Records supplied
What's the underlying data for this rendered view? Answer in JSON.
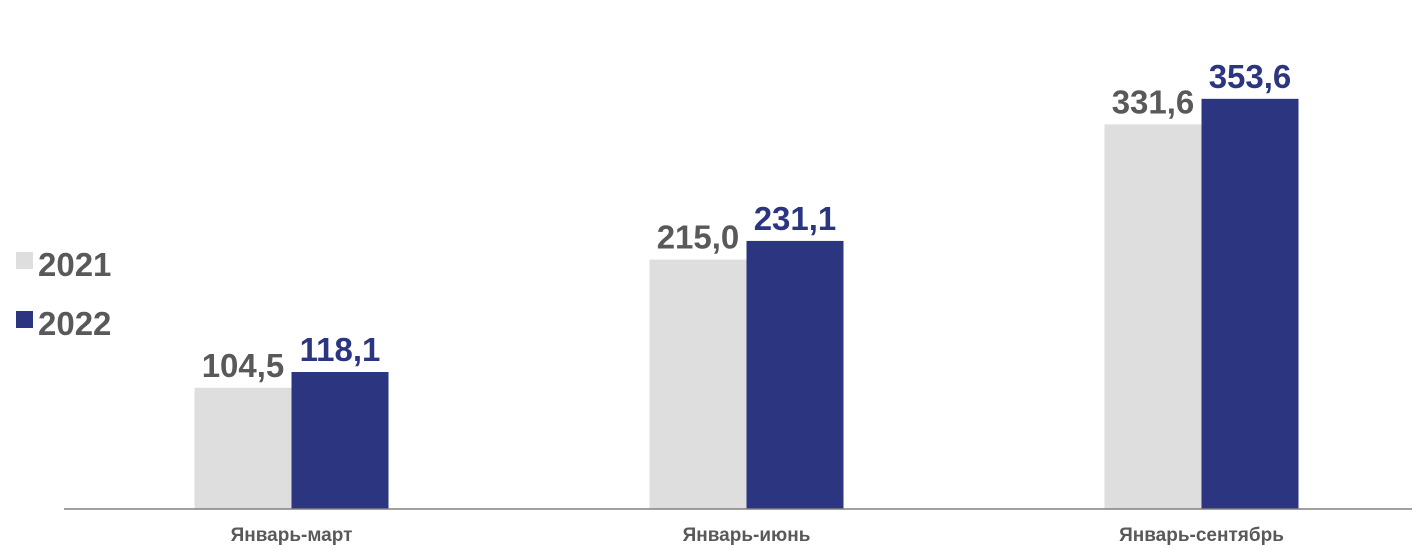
{
  "chart_data": {
    "type": "bar",
    "categories": [
      "Январь-март",
      "Январь-июнь",
      "Январь-сентябрь"
    ],
    "series": [
      {
        "name": "2021",
        "color": "#dedede",
        "label_color": "#595959",
        "values": [
          104.5,
          215.0,
          331.6
        ],
        "labels": [
          "104,5",
          "215,0",
          "331,6"
        ]
      },
      {
        "name": "2022",
        "color": "#2b3580",
        "label_color": "#2b3580",
        "values": [
          118.1,
          231.1,
          353.6
        ],
        "labels": [
          "118,1",
          "231,1",
          "353,6"
        ]
      }
    ],
    "ylim": [
      0,
      400
    ],
    "grid": false,
    "legend_position": "left",
    "category_label_color": "#595959",
    "axis_color": "#808080"
  }
}
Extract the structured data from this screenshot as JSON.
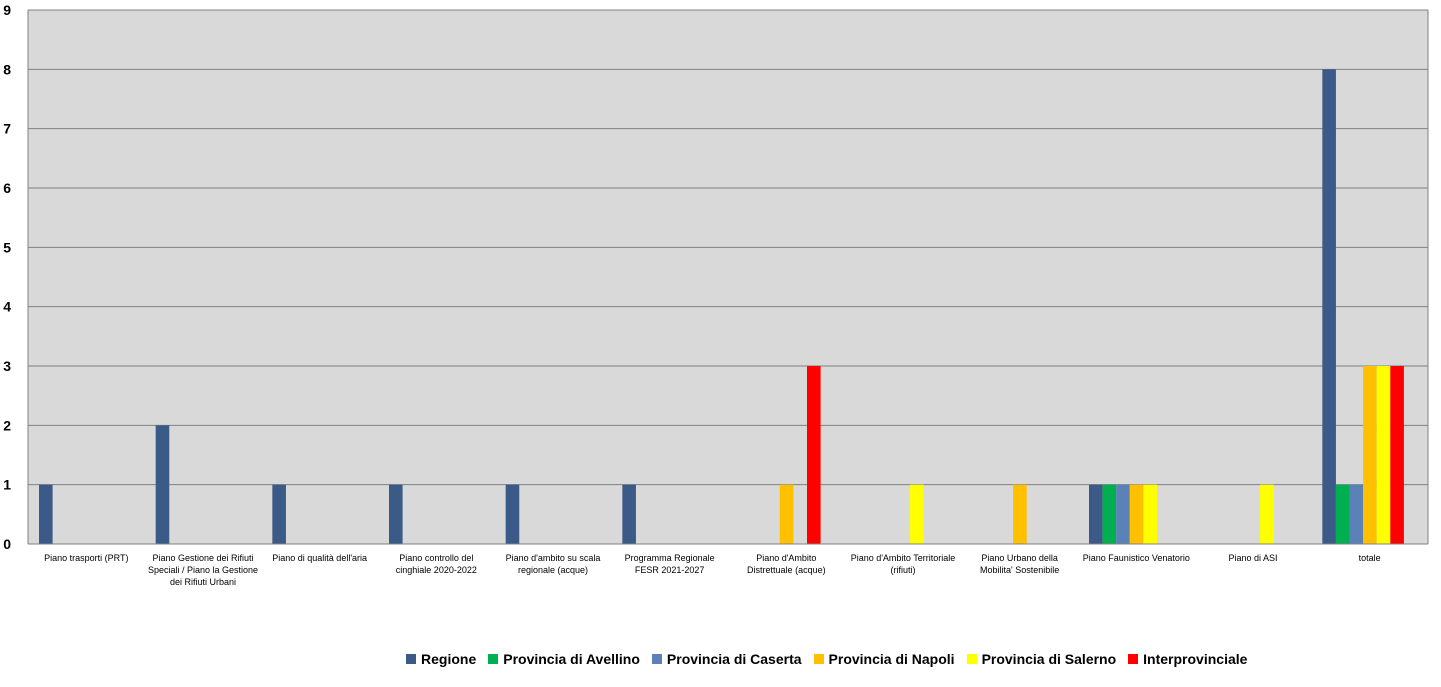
{
  "chart_data": {
    "type": "bar",
    "categories": [
      [
        "Piano trasporti (PRT)"
      ],
      [
        "Piano Gestione dei Rifiuti",
        "Speciali / Piano la Gestione",
        "dei Rifiuti Urbani"
      ],
      [
        "Piano di qualità dell'aria"
      ],
      [
        "Piano controllo del",
        "cinghiale 2020-2022"
      ],
      [
        "Piano d'ambito su scala",
        "regionale (acque)"
      ],
      [
        "Programma Regionale",
        "FESR 2021-2027"
      ],
      [
        "Piano d'Ambito",
        "Distrettuale (acque)"
      ],
      [
        "Piano d'Ambito Territoriale",
        "(rifiuti)"
      ],
      [
        "Piano Urbano della",
        "Mobilita' Sostenibile"
      ],
      [
        "Piano Faunistico Venatorio"
      ],
      [
        "Piano di ASI"
      ],
      [
        "totale"
      ]
    ],
    "series": [
      {
        "name": "Regione",
        "color": "#3C5A87",
        "values": [
          1,
          2,
          1,
          1,
          1,
          1,
          0,
          0,
          0,
          1,
          0,
          8
        ]
      },
      {
        "name": "Provincia di Avellino",
        "color": "#00B050",
        "values": [
          0,
          0,
          0,
          0,
          0,
          0,
          0,
          0,
          0,
          1,
          0,
          1
        ]
      },
      {
        "name": "Provincia di Caserta",
        "color": "#5B82B8",
        "values": [
          0,
          0,
          0,
          0,
          0,
          0,
          0,
          0,
          0,
          1,
          0,
          1
        ]
      },
      {
        "name": "Provincia di Napoli",
        "color": "#FFC000",
        "values": [
          0,
          0,
          0,
          0,
          0,
          0,
          1,
          0,
          1,
          1,
          0,
          3
        ]
      },
      {
        "name": "Provincia di Salerno",
        "color": "#FFFF00",
        "values": [
          0,
          0,
          0,
          0,
          0,
          0,
          0,
          1,
          0,
          1,
          1,
          3
        ]
      },
      {
        "name": "Interprovinciale",
        "color": "#FF0000",
        "values": [
          0,
          0,
          0,
          0,
          0,
          0,
          3,
          0,
          0,
          0,
          0,
          3
        ]
      }
    ],
    "yticks": [
      "0",
      "1",
      "2",
      "3",
      "4",
      "5",
      "6",
      "7",
      "8",
      "9"
    ],
    "ylim": [
      0,
      9
    ],
    "grid": true,
    "legend_position": "bottom",
    "plot_background": "#D9D9D9"
  }
}
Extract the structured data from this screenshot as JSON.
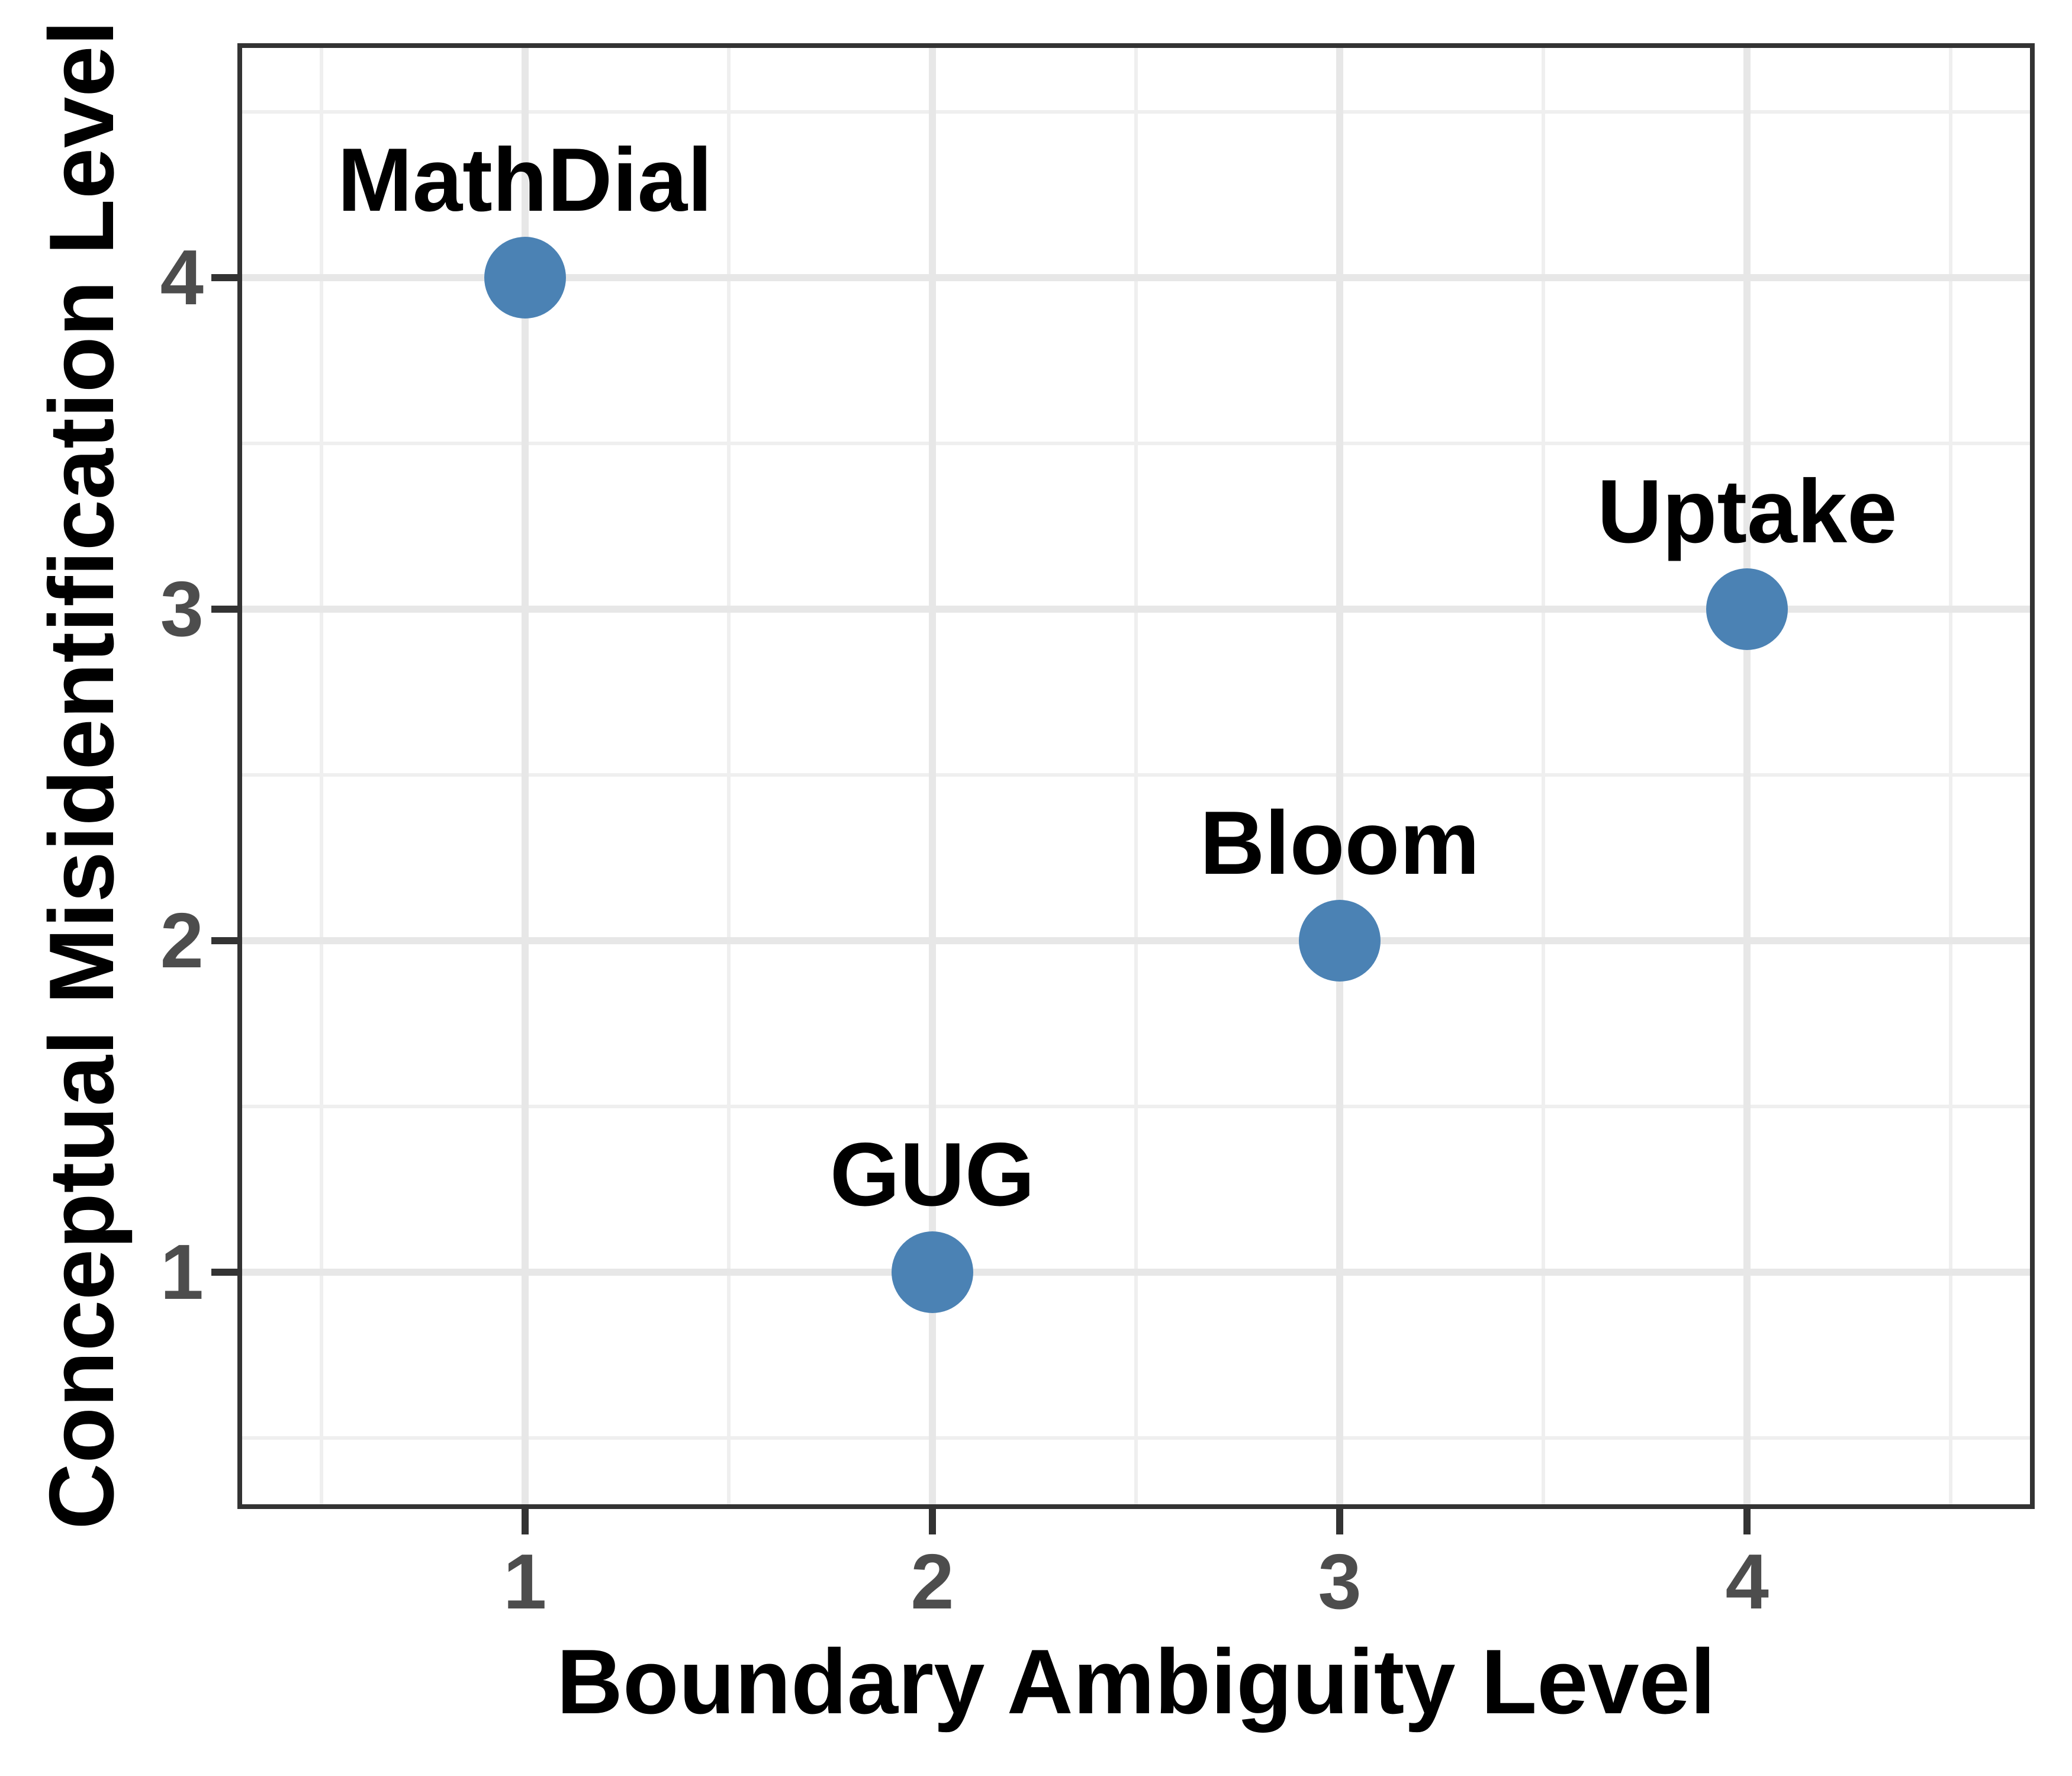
{
  "chart_data": {
    "type": "scatter",
    "title": "",
    "xlabel": "Boundary Ambiguity Level",
    "ylabel": "Conceptual Misidentification Level",
    "x_ticks": [
      1,
      2,
      3,
      4
    ],
    "y_ticks": [
      1,
      2,
      3,
      4
    ],
    "x_minor_ticks": [
      0.5,
      1.5,
      2.5,
      3.5,
      4.5
    ],
    "y_minor_ticks": [
      0.5,
      1.5,
      2.5,
      3.5,
      4.5
    ],
    "xlim": [
      0.3,
      4.7
    ],
    "ylim": [
      0.3,
      4.7
    ],
    "grid": "major+minor",
    "legend_position": "none",
    "points": [
      {
        "label": "MathDial",
        "x": 1,
        "y": 4
      },
      {
        "label": "GUG",
        "x": 2,
        "y": 1
      },
      {
        "label": "Bloom",
        "x": 3,
        "y": 2
      },
      {
        "label": "Uptake",
        "x": 4,
        "y": 3
      }
    ],
    "colors": {
      "point_fill": "#4b82b4",
      "point_label": "#000000",
      "axis_title": "#000000",
      "tick_label": "#4d4d4d",
      "tick_mark": "#333333",
      "panel_border": "#333333",
      "grid_major": "#e7e7e7",
      "grid_minor": "#efefef",
      "background": "#ffffff"
    }
  }
}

Directions for this task
Would you return the data exactly as written, without the pictures?

Answer to this problem
What's the underlying data for this rendered view? Answer in JSON.
{
  "chart_data": {
    "type": "bar",
    "categories": [
      "Январь-март",
      "Январь-июнь",
      "Январь-сентябрь"
    ],
    "series": [
      {
        "name": "2021",
        "color": "#dedede",
        "label_color": "#595959",
        "values": [
          104.5,
          215.0,
          331.6
        ],
        "labels": [
          "104,5",
          "215,0",
          "331,6"
        ]
      },
      {
        "name": "2022",
        "color": "#2b3580",
        "label_color": "#2b3580",
        "values": [
          118.1,
          231.1,
          353.6
        ],
        "labels": [
          "118,1",
          "231,1",
          "353,6"
        ]
      }
    ],
    "ylim": [
      0,
      400
    ],
    "grid": false,
    "legend_position": "left",
    "category_label_color": "#595959",
    "axis_color": "#808080"
  }
}
Extract the structured data from this screenshot as JSON.
{
  "chart_data": {
    "type": "bar",
    "categories": [
      [
        "Piano trasporti (PRT)"
      ],
      [
        "Piano Gestione dei Rifiuti",
        "Speciali / Piano la Gestione",
        "dei Rifiuti Urbani"
      ],
      [
        "Piano di qualità dell'aria"
      ],
      [
        "Piano controllo del",
        "cinghiale 2020-2022"
      ],
      [
        "Piano d'ambito su scala",
        "regionale (acque)"
      ],
      [
        "Programma Regionale",
        "FESR 2021-2027"
      ],
      [
        "Piano d'Ambito",
        "Distrettuale (acque)"
      ],
      [
        "Piano d'Ambito Territoriale",
        "(rifiuti)"
      ],
      [
        "Piano Urbano della",
        "Mobilita' Sostenibile"
      ],
      [
        "Piano Faunistico Venatorio"
      ],
      [
        "Piano di ASI"
      ],
      [
        "totale"
      ]
    ],
    "series": [
      {
        "name": "Regione",
        "color": "#3C5A87",
        "values": [
          1,
          2,
          1,
          1,
          1,
          1,
          0,
          0,
          0,
          1,
          0,
          8
        ]
      },
      {
        "name": "Provincia di Avellino",
        "color": "#00B050",
        "values": [
          0,
          0,
          0,
          0,
          0,
          0,
          0,
          0,
          0,
          1,
          0,
          1
        ]
      },
      {
        "name": "Provincia di Caserta",
        "color": "#5B82B8",
        "values": [
          0,
          0,
          0,
          0,
          0,
          0,
          0,
          0,
          0,
          1,
          0,
          1
        ]
      },
      {
        "name": "Provincia di Napoli",
        "color": "#FFC000",
        "values": [
          0,
          0,
          0,
          0,
          0,
          0,
          1,
          0,
          1,
          1,
          0,
          3
        ]
      },
      {
        "name": "Provincia di Salerno",
        "color": "#FFFF00",
        "values": [
          0,
          0,
          0,
          0,
          0,
          0,
          0,
          1,
          0,
          1,
          1,
          3
        ]
      },
      {
        "name": "Interprovinciale",
        "color": "#FF0000",
        "values": [
          0,
          0,
          0,
          0,
          0,
          0,
          3,
          0,
          0,
          0,
          0,
          3
        ]
      }
    ],
    "yticks": [
      "0",
      "1",
      "2",
      "3",
      "4",
      "5",
      "6",
      "7",
      "8",
      "9"
    ],
    "ylim": [
      0,
      9
    ],
    "grid": true,
    "legend_position": "bottom",
    "plot_background": "#D9D9D9"
  }
}
Extract the structured data from this screenshot as JSON.
{
  "chart_data": {
    "type": "scatter",
    "title": "",
    "xlabel": "Boundary Ambiguity Level",
    "ylabel": "Conceptual Misidentification Level",
    "x_ticks": [
      1,
      2,
      3,
      4
    ],
    "y_ticks": [
      1,
      2,
      3,
      4
    ],
    "x_minor_ticks": [
      0.5,
      1.5,
      2.5,
      3.5,
      4.5
    ],
    "y_minor_ticks": [
      0.5,
      1.5,
      2.5,
      3.5,
      4.5
    ],
    "xlim": [
      0.3,
      4.7
    ],
    "ylim": [
      0.3,
      4.7
    ],
    "grid": "major+minor",
    "legend_position": "none",
    "points": [
      {
        "label": "MathDial",
        "x": 1,
        "y": 4
      },
      {
        "label": "GUG",
        "x": 2,
        "y": 1
      },
      {
        "label": "Bloom",
        "x": 3,
        "y": 2
      },
      {
        "label": "Uptake",
        "x": 4,
        "y": 3
      }
    ],
    "colors": {
      "point_fill": "#4b82b4",
      "point_label": "#000000",
      "axis_title": "#000000",
      "tick_label": "#4d4d4d",
      "tick_mark": "#333333",
      "panel_border": "#333333",
      "grid_major": "#e7e7e7",
      "grid_minor": "#efefef",
      "background": "#ffffff"
    }
  }
}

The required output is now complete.